→ **THE PROBLEM**
From the records, pick out and copy each line containing "Windstation".

>>

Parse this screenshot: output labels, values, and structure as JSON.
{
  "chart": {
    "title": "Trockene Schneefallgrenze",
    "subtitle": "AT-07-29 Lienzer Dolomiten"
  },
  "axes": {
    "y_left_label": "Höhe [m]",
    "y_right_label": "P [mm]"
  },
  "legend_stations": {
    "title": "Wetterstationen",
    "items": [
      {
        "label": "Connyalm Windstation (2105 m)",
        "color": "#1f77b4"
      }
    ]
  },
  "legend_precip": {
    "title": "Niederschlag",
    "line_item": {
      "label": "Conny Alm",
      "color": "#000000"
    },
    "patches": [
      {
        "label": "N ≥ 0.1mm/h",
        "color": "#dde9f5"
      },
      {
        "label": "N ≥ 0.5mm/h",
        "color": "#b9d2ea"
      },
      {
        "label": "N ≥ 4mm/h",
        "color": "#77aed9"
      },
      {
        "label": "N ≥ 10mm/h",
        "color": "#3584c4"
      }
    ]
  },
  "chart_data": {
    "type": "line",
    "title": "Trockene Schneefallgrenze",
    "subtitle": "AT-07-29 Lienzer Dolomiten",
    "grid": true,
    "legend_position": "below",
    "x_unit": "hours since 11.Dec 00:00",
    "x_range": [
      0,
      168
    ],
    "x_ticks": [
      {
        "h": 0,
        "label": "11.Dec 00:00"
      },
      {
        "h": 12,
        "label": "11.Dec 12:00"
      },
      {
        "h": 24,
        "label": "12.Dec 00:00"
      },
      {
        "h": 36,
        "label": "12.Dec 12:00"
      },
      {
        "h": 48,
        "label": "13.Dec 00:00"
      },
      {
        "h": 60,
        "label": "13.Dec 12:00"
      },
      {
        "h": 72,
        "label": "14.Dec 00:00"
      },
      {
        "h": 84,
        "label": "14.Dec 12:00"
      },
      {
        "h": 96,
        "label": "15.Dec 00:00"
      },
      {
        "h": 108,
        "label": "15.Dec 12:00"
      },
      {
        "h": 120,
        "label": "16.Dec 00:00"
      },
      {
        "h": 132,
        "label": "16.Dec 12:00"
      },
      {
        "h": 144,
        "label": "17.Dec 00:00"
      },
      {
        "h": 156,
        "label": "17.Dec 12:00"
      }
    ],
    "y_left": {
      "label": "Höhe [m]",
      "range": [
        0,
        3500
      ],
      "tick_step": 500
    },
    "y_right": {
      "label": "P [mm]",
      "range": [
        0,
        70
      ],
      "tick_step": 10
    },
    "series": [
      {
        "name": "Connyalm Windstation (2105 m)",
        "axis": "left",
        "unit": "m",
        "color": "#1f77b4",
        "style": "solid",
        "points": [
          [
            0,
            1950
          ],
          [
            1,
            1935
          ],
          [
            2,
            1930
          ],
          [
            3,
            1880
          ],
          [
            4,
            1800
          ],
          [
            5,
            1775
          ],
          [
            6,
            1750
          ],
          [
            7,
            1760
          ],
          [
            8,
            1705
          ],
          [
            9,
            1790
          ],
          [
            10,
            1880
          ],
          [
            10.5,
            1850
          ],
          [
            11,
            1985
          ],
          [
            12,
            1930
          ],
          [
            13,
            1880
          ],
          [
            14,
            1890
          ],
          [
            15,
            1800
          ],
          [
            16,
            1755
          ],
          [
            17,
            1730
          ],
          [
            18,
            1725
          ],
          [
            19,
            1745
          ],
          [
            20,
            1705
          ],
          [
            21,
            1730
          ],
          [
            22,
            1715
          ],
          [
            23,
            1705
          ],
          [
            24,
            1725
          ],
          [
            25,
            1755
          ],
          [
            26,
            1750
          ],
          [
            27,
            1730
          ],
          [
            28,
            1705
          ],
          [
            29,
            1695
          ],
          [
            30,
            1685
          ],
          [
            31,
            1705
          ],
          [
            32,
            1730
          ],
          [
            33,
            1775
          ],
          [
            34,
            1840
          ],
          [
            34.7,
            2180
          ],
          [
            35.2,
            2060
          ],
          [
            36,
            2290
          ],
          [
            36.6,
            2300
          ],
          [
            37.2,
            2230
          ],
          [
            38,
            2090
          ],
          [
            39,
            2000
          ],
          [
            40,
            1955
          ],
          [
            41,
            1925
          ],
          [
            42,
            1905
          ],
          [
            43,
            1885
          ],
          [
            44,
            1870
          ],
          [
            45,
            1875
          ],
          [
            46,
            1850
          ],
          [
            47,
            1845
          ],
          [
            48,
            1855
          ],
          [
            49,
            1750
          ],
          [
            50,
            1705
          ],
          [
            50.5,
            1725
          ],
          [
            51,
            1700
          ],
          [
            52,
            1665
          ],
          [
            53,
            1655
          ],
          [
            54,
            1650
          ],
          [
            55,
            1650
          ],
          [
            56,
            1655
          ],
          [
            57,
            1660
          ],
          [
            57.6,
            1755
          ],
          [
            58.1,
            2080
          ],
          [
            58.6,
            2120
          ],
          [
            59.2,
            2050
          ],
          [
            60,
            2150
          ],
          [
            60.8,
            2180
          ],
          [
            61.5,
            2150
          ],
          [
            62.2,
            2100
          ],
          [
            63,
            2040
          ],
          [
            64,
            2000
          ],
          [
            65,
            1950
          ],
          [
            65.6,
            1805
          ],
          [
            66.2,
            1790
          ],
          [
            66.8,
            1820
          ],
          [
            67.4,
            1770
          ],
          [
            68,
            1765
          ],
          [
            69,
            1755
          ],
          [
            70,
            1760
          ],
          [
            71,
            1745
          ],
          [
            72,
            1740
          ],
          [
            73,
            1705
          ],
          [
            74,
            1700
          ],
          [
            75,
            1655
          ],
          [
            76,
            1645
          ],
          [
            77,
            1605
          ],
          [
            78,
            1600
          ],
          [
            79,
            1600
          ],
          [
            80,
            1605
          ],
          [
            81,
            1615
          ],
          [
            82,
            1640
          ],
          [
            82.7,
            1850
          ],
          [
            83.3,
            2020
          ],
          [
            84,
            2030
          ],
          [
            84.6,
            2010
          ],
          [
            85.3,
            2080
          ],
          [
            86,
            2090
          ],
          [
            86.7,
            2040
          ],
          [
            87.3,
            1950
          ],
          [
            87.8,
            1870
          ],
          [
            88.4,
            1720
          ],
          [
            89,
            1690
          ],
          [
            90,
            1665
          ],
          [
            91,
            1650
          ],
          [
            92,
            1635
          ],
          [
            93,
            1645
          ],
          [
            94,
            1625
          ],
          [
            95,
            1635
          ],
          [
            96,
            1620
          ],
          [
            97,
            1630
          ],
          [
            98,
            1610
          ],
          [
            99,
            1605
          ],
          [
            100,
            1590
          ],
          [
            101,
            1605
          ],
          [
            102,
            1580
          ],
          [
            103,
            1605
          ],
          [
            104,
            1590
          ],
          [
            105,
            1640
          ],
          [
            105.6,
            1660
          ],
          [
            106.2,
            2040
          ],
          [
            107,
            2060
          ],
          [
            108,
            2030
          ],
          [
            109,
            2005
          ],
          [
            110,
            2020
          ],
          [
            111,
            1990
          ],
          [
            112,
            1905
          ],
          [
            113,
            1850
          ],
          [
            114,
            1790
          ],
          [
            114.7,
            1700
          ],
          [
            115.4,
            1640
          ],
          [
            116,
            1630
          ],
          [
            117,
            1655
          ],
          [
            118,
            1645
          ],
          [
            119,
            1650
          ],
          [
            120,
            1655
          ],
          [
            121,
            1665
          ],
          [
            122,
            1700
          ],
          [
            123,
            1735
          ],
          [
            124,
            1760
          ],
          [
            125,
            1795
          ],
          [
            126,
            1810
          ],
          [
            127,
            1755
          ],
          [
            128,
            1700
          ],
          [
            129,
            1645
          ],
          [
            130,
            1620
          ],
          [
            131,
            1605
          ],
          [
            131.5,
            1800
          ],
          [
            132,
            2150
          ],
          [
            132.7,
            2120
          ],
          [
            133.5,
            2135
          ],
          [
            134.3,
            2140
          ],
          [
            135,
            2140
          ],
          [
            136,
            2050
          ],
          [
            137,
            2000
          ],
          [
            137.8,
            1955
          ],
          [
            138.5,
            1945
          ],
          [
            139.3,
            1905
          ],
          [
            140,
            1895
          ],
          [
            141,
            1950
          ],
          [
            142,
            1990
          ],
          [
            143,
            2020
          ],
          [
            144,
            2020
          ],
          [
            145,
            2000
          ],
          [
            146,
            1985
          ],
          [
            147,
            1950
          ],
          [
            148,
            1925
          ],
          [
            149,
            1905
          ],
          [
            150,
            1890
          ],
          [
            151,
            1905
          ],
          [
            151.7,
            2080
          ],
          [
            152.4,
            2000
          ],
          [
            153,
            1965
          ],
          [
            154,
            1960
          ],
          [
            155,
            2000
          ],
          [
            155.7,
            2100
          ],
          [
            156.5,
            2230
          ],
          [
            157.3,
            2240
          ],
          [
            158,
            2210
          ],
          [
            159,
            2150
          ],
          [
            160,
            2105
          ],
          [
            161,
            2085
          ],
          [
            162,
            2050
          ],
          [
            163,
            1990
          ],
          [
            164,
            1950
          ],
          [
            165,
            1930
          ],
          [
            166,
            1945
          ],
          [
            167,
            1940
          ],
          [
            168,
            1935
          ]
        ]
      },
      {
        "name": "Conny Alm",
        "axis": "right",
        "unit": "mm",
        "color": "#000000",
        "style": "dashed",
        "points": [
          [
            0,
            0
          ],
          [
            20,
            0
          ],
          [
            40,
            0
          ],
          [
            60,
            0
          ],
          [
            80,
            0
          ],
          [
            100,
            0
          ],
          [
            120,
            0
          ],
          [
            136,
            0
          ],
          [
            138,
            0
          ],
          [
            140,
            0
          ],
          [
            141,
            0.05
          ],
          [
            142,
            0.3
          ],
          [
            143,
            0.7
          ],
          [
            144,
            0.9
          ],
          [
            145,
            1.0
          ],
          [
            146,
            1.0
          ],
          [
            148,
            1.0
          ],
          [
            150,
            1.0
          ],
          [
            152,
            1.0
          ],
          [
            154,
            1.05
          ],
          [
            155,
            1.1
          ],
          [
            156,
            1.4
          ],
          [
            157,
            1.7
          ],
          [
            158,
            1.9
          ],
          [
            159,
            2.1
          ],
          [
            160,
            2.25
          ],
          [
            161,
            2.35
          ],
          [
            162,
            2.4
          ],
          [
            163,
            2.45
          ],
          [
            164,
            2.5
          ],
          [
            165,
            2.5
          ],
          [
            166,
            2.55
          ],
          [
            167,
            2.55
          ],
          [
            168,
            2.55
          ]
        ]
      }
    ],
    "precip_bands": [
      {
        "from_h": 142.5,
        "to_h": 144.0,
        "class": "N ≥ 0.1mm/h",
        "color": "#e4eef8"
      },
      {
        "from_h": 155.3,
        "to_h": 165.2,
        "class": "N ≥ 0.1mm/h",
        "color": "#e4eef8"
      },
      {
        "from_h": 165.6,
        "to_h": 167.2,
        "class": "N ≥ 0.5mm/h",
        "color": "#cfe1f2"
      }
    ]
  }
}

<<

→ **WRITTEN SOLUTION**
        "label": "Connyalm Windstation (2105 m)",
        "name": "Connyalm Windstation (2105 m)",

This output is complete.